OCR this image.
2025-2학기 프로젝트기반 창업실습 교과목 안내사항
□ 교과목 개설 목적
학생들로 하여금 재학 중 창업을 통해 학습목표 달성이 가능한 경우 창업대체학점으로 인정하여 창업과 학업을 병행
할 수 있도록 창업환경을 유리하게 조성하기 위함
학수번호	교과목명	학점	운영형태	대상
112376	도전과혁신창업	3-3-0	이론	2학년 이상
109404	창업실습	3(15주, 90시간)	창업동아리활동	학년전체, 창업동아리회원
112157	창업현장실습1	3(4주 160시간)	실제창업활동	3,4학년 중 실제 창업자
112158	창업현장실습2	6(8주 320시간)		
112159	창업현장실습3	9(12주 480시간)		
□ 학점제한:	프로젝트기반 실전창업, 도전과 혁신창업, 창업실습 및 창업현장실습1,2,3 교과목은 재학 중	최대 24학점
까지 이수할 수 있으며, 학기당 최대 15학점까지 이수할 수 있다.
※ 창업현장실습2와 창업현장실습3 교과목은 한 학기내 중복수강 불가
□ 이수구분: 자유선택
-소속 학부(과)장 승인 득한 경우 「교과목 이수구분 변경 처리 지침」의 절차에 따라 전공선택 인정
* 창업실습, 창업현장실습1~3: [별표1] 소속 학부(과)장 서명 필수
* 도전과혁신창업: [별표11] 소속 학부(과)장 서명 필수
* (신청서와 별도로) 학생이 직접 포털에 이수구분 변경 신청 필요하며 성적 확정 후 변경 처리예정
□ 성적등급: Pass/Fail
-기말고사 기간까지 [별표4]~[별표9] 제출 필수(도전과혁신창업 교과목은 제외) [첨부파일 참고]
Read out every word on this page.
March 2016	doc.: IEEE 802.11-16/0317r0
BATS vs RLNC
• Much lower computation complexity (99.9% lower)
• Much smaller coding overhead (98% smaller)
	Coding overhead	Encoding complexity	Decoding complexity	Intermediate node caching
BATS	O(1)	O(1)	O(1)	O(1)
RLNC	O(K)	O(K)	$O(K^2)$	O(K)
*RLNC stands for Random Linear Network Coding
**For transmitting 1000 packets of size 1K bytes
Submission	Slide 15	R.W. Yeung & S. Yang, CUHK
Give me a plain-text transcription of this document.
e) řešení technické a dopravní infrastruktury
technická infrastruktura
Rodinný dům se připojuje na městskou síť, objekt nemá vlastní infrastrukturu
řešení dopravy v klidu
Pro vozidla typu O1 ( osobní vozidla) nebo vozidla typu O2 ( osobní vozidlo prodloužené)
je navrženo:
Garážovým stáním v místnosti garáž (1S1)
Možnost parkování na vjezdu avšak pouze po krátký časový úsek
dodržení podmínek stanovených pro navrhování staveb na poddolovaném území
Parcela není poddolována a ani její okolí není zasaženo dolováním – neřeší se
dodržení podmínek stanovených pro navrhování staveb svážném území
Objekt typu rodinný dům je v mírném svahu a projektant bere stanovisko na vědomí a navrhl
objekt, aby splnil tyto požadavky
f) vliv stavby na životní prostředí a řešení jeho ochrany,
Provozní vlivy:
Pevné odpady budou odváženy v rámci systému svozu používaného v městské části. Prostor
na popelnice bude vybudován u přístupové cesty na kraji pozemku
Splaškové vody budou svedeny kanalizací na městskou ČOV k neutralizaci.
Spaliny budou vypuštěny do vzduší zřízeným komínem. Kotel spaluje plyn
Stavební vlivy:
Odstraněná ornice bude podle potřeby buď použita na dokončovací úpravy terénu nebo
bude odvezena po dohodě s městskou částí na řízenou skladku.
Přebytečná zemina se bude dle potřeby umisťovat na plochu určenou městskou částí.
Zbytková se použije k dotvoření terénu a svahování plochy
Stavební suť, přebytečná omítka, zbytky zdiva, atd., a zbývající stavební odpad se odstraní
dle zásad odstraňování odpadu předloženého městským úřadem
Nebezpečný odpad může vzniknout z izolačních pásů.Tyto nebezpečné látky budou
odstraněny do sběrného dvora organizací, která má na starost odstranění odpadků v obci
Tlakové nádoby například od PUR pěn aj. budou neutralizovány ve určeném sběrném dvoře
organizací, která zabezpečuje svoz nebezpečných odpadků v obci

**Your task:** Above are the records; retype them all without a single difference.

**Response:**
OCR this image.
2025-2학기 프로젝트기반 창업실습 교과목 안내사항
□ 교과목 개설 목적
학생들로 하여금 재학 중 창업을 통해 학습목표 달성이 가능한 경우 창업대체학점으로 인정하여 창업과 학업을 병행
할 수 있도록 창업환경을 유리하게 조성하기 위함
학수번호	교과목명	학점	운영형태	대상
112376	도전과혁신창업	3-3-0	이론	2학년 이상
109404	창업실습	3(15주, 90시간)	창업동아리활동	학년전체, 창업동아리회원
112157	창업현장실습1	3(4주 160시간)	실제창업활동	3,4학년 중 실제 창업자
112158	창업현장실습2	6(8주 320시간)		
112159	창업현장실습3	9(12주 480시간)		
□ 학점제한:	프로젝트기반 실전창업, 도전과 혁신창업, 창업실습 및 창업현장실습1,2,3 교과목은 재학 중	최대 24학점
까지 이수할 수 있으며, 학기당 최대 15학점까지 이수할 수 있다.
※ 창업현장실습2와 창업현장실습3 교과목은 한 학기내 중복수강 불가
□ 이수구분: 자유선택
-소속 학부(과)장 승인 득한 경우 「교과목 이수구분 변경 처리 지침」의 절차에 따라 전공선택 인정
* 창업실습, 창업현장실습1~3: [별표1] 소속 학부(과)장 서명 필수
* 도전과혁신창업: [별표11] 소속 학부(과)장 서명 필수
* (신청서와 별도로) 학생이 직접 포털에 이수구분 변경 신청 필요하며 성적 확정 후 변경 처리예정
□ 성적등급: Pass/Fail
-기말고사 기간까지 [별표4]~[별표9] 제출 필수(도전과혁신창업 교과목은 제외) [첨부파일 참고]
Read out every word on this page.
March 2016	doc.: IEEE 802.11-16/0317r0
BATS vs RLNC
• Much lower computation complexity (99.9% lower)
• Much smaller coding overhead (98% smaller)
	Coding overhead	Encoding complexity	Decoding complexity	Intermediate node caching
BATS	O(1)	O(1)	O(1)	O(1)
RLNC	O(K)	O(K)	$O(K^2)$	O(K)
*RLNC stands for Random Linear Network Coding
**For transmitting 1000 packets of size 1K bytes
Submission	Slide 15	R.W. Yeung & S. Yang, CUHK
Give me a plain-text transcription of this document.
e) řešení technické a dopravní infrastruktury
technická infrastruktura
Rodinný dům se připojuje na městskou síť, objekt nemá vlastní infrastrukturu
řešení dopravy v klidu
Pro vozidla typu O1 ( osobní vozidla) nebo vozidla typu O2 ( osobní vozidlo prodloužené)
je navrženo:
Garážovým stáním v místnosti garáž (1S1)
Možnost parkování na vjezdu avšak pouze po krátký časový úsek
dodržení podmínek stanovených pro navrhování staveb na poddolovaném území
Parcela není poddolována a ani její okolí není zasaženo dolováním – neřeší se
dodržení podmínek stanovených pro navrhování staveb svážném území
Objekt typu rodinný dům je v mírném svahu a projektant bere stanovisko na vědomí a navrhl
objekt, aby splnil tyto požadavky
f) vliv stavby na životní prostředí a řešení jeho ochrany,
Provozní vlivy:
Pevné odpady budou odváženy v rámci systému svozu používaného v městské části. Prostor
na popelnice bude vybudován u přístupové cesty na kraji pozemku
Splaškové vody budou svedeny kanalizací na městskou ČOV k neutralizaci.
Spaliny budou vypuštěny do vzduší zřízeným komínem. Kotel spaluje plyn
Stavební vlivy:
Odstraněná ornice bude podle potřeby buď použita na dokončovací úpravy terénu nebo
bude odvezena po dohodě s městskou částí na řízenou skladku.
Přebytečná zemina se bude dle potřeby umisťovat na plochu určenou městskou částí.
Zbytková se použije k dotvoření terénu a svahování plochy
Stavební suť, přebytečná omítka, zbytky zdiva, atd., a zbývající stavební odpad se odstraní
dle zásad odstraňování odpadu předloženého městským úřadem
Nebezpečný odpad může vzniknout z izolačních pásů.Tyto nebezpečné látky budou
odstraněny do sběrného dvora organizací, která má na starost odstranění odpadků v obci
Tlakové nádoby například od PUR pěn aj. budou neutralizovány ve určeném sběrném dvoře
organizací, která zabezpečuje svoz nebezpečných odpadků v obci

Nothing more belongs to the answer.